__LISTED ENTRIES__.

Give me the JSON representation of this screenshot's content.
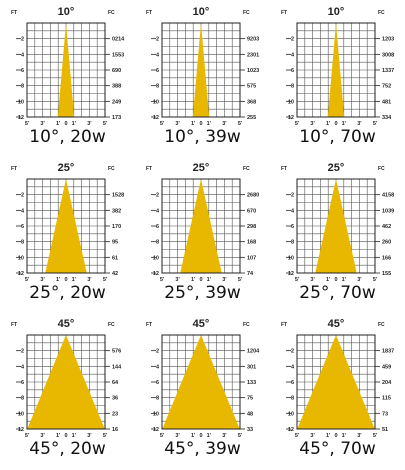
{
  "chart_data": [
    {
      "type": "area",
      "title": "10°",
      "beam_angle_deg": 10,
      "caption": "10°, 20w",
      "ylabel": "FT",
      "y2label": "FC",
      "ft": [
        "2",
        "4",
        "6",
        "8",
        "10",
        "12"
      ],
      "fc": [
        "0214",
        "1553",
        "690",
        "388",
        "249",
        "173"
      ],
      "x_ticks": [
        "5'",
        "3'",
        "1'",
        "0",
        "1'",
        "3'",
        "5'"
      ]
    },
    {
      "type": "area",
      "title": "10°",
      "beam_angle_deg": 10,
      "caption": "10°, 39w",
      "ylabel": "FT",
      "y2label": "FC",
      "ft": [
        "2",
        "4",
        "6",
        "8",
        "10",
        "12"
      ],
      "fc": [
        "9203",
        "2301",
        "1023",
        "575",
        "368",
        "255"
      ],
      "x_ticks": [
        "5'",
        "3'",
        "1'",
        "0",
        "1'",
        "3'",
        "5'"
      ]
    },
    {
      "type": "area",
      "title": "10°",
      "beam_angle_deg": 10,
      "caption": "10°, 70w",
      "ylabel": "FT",
      "y2label": "FC",
      "ft": [
        "2",
        "4",
        "6",
        "8",
        "10",
        "12"
      ],
      "fc": [
        "1203",
        "3008",
        "1337",
        "752",
        "481",
        "334"
      ],
      "x_ticks": [
        "5'",
        "3'",
        "1'",
        "0",
        "1'",
        "3'",
        "5'"
      ]
    },
    {
      "type": "area",
      "title": "25°",
      "beam_angle_deg": 25,
      "caption": "25°, 20w",
      "ylabel": "FT",
      "y2label": "FC",
      "ft": [
        "2",
        "4",
        "6",
        "8",
        "10",
        "12"
      ],
      "fc": [
        "1528",
        "382",
        "170",
        "95",
        "61",
        "42"
      ],
      "x_ticks": [
        "5'",
        "3'",
        "1'",
        "0",
        "1'",
        "3'",
        "5'"
      ]
    },
    {
      "type": "area",
      "title": "25°",
      "beam_angle_deg": 25,
      "caption": "25°, 39w",
      "ylabel": "FT",
      "y2label": "FC",
      "ft": [
        "2",
        "4",
        "6",
        "8",
        "10",
        "12"
      ],
      "fc": [
        "2680",
        "670",
        "298",
        "168",
        "107",
        "74"
      ],
      "x_ticks": [
        "5'",
        "3'",
        "1'",
        "0",
        "1'",
        "3'",
        "5'"
      ]
    },
    {
      "type": "area",
      "title": "25°",
      "beam_angle_deg": 25,
      "caption": "25°, 70w",
      "ylabel": "FT",
      "y2label": "FC",
      "ft": [
        "2",
        "4",
        "6",
        "8",
        "10",
        "12"
      ],
      "fc": [
        "4158",
        "1039",
        "462",
        "260",
        "166",
        "155"
      ],
      "x_ticks": [
        "5'",
        "3'",
        "1'",
        "0",
        "1'",
        "3'",
        "5'"
      ]
    },
    {
      "type": "area",
      "title": "45°",
      "beam_angle_deg": 45,
      "caption": "45°, 20w",
      "ylabel": "FT",
      "y2label": "FC",
      "ft": [
        "2",
        "4",
        "6",
        "8",
        "10",
        "12"
      ],
      "fc": [
        "576",
        "144",
        "64",
        "36",
        "23",
        "16"
      ],
      "x_ticks": [
        "5'",
        "3'",
        "1'",
        "0",
        "1'",
        "3'",
        "5'"
      ]
    },
    {
      "type": "area",
      "title": "45°",
      "beam_angle_deg": 45,
      "caption": "45°, 39w",
      "ylabel": "FT",
      "y2label": "FC",
      "ft": [
        "2",
        "4",
        "6",
        "8",
        "10",
        "12"
      ],
      "fc": [
        "1204",
        "301",
        "133",
        "75",
        "48",
        "33"
      ],
      "x_ticks": [
        "5'",
        "3'",
        "1'",
        "0",
        "1'",
        "3'",
        "5'"
      ]
    },
    {
      "type": "area",
      "title": "45°",
      "beam_angle_deg": 45,
      "caption": "45°, 70w",
      "ylabel": "FT",
      "y2label": "FC",
      "ft": [
        "2",
        "4",
        "6",
        "8",
        "10",
        "12"
      ],
      "fc": [
        "1837",
        "459",
        "204",
        "115",
        "73",
        "51"
      ],
      "x_ticks": [
        "5'",
        "3'",
        "1'",
        "0",
        "1'",
        "3'",
        "5'"
      ]
    }
  ],
  "colors": {
    "beam": "#e8b800",
    "grid": "#555555",
    "frame": "#222222"
  }
}
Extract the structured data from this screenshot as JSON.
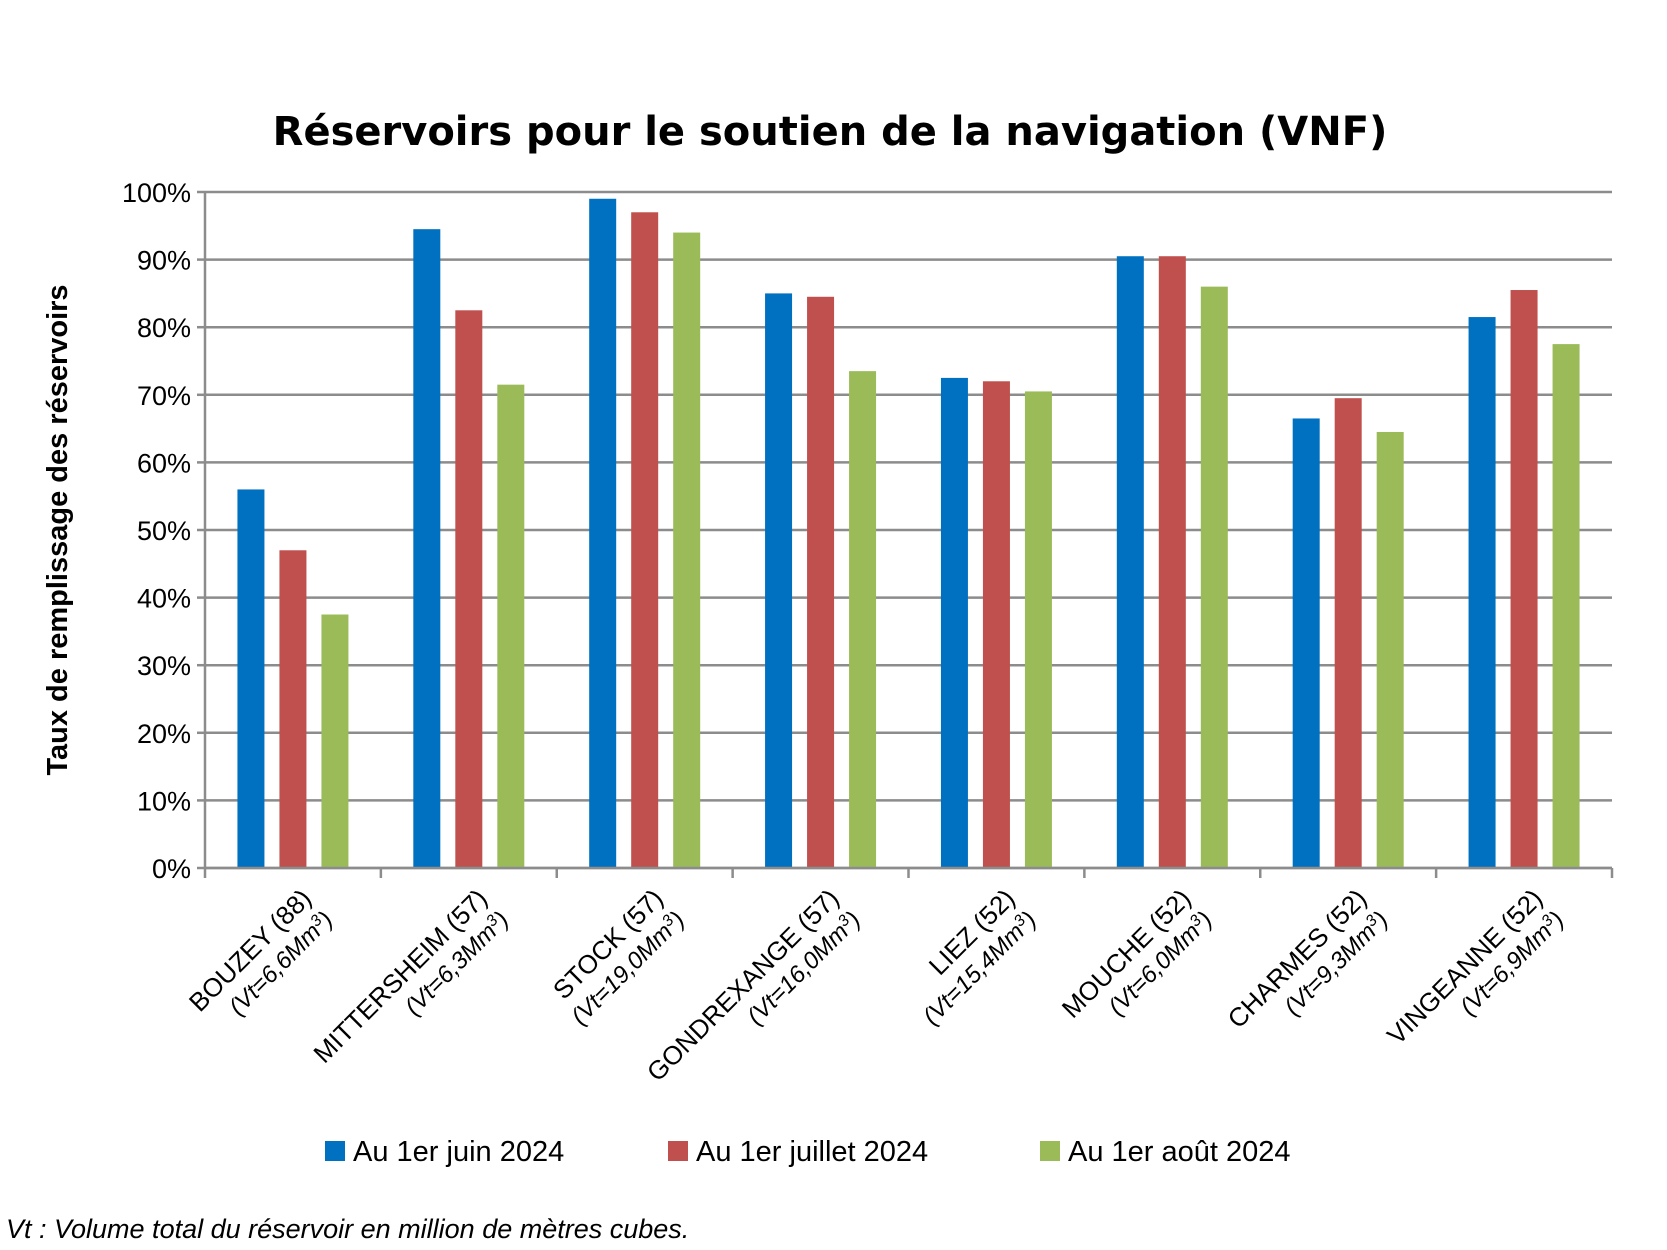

__TASK STATEMENT__.
Exclude the pictures. Write out the remaining data exactly.

__SOLUTION FOR THIS PROBLEM__.
Give me the JSON representation of this screenshot's content.
{
  "chart_data": [
    {
      "type": "area",
      "title": "10°",
      "beam_angle_deg": 10,
      "caption": "10°, 20w",
      "ylabel": "FT",
      "y2label": "FC",
      "ft": [
        "2",
        "4",
        "6",
        "8",
        "10",
        "12"
      ],
      "fc": [
        "0214",
        "1553",
        "690",
        "388",
        "249",
        "173"
      ],
      "x_ticks": [
        "5'",
        "3'",
        "1'",
        "0",
        "1'",
        "3'",
        "5'"
      ]
    },
    {
      "type": "area",
      "title": "10°",
      "beam_angle_deg": 10,
      "caption": "10°, 39w",
      "ylabel": "FT",
      "y2label": "FC",
      "ft": [
        "2",
        "4",
        "6",
        "8",
        "10",
        "12"
      ],
      "fc": [
        "9203",
        "2301",
        "1023",
        "575",
        "368",
        "255"
      ],
      "x_ticks": [
        "5'",
        "3'",
        "1'",
        "0",
        "1'",
        "3'",
        "5'"
      ]
    },
    {
      "type": "area",
      "title": "10°",
      "beam_angle_deg": 10,
      "caption": "10°, 70w",
      "ylabel": "FT",
      "y2label": "FC",
      "ft": [
        "2",
        "4",
        "6",
        "8",
        "10",
        "12"
      ],
      "fc": [
        "1203",
        "3008",
        "1337",
        "752",
        "481",
        "334"
      ],
      "x_ticks": [
        "5'",
        "3'",
        "1'",
        "0",
        "1'",
        "3'",
        "5'"
      ]
    },
    {
      "type": "area",
      "title": "25°",
      "beam_angle_deg": 25,
      "caption": "25°, 20w",
      "ylabel": "FT",
      "y2label": "FC",
      "ft": [
        "2",
        "4",
        "6",
        "8",
        "10",
        "12"
      ],
      "fc": [
        "1528",
        "382",
        "170",
        "95",
        "61",
        "42"
      ],
      "x_ticks": [
        "5'",
        "3'",
        "1'",
        "0",
        "1'",
        "3'",
        "5'"
      ]
    },
    {
      "type": "area",
      "title": "25°",
      "beam_angle_deg": 25,
      "caption": "25°, 39w",
      "ylabel": "FT",
      "y2label": "FC",
      "ft": [
        "2",
        "4",
        "6",
        "8",
        "10",
        "12"
      ],
      "fc": [
        "2680",
        "670",
        "298",
        "168",
        "107",
        "74"
      ],
      "x_ticks": [
        "5'",
        "3'",
        "1'",
        "0",
        "1'",
        "3'",
        "5'"
      ]
    },
    {
      "type": "area",
      "title": "25°",
      "beam_angle_deg": 25,
      "caption": "25°, 70w",
      "ylabel": "FT",
      "y2label": "FC",
      "ft": [
        "2",
        "4",
        "6",
        "8",
        "10",
        "12"
      ],
      "fc": [
        "4158",
        "1039",
        "462",
        "260",
        "166",
        "155"
      ],
      "x_ticks": [
        "5'",
        "3'",
        "1'",
        "0",
        "1'",
        "3'",
        "5'"
      ]
    },
    {
      "type": "area",
      "title": "45°",
      "beam_angle_deg": 45,
      "caption": "45°, 20w",
      "ylabel": "FT",
      "y2label": "FC",
      "ft": [
        "2",
        "4",
        "6",
        "8",
        "10",
        "12"
      ],
      "fc": [
        "576",
        "144",
        "64",
        "36",
        "23",
        "16"
      ],
      "x_ticks": [
        "5'",
        "3'",
        "1'",
        "0",
        "1'",
        "3'",
        "5'"
      ]
    },
    {
      "type": "area",
      "title": "45°",
      "beam_angle_deg": 45,
      "caption": "45°, 39w",
      "ylabel": "FT",
      "y2label": "FC",
      "ft": [
        "2",
        "4",
        "6",
        "8",
        "10",
        "12"
      ],
      "fc": [
        "1204",
        "301",
        "133",
        "75",
        "48",
        "33"
      ],
      "x_ticks": [
        "5'",
        "3'",
        "1'",
        "0",
        "1'",
        "3'",
        "5'"
      ]
    },
    {
      "type": "area",
      "title": "45°",
      "beam_angle_deg": 45,
      "caption": "45°, 70w",
      "ylabel": "FT",
      "y2label": "FC",
      "ft": [
        "2",
        "4",
        "6",
        "8",
        "10",
        "12"
      ],
      "fc": [
        "1837",
        "459",
        "204",
        "115",
        "73",
        "51"
      ],
      "x_ticks": [
        "5'",
        "3'",
        "1'",
        "0",
        "1'",
        "3'",
        "5'"
      ]
    }
  ],
  "colors": {
    "beam": "#e8b800",
    "grid": "#555555",
    "frame": "#222222"
  }
}
Extract the structured data from this screenshot as JSON.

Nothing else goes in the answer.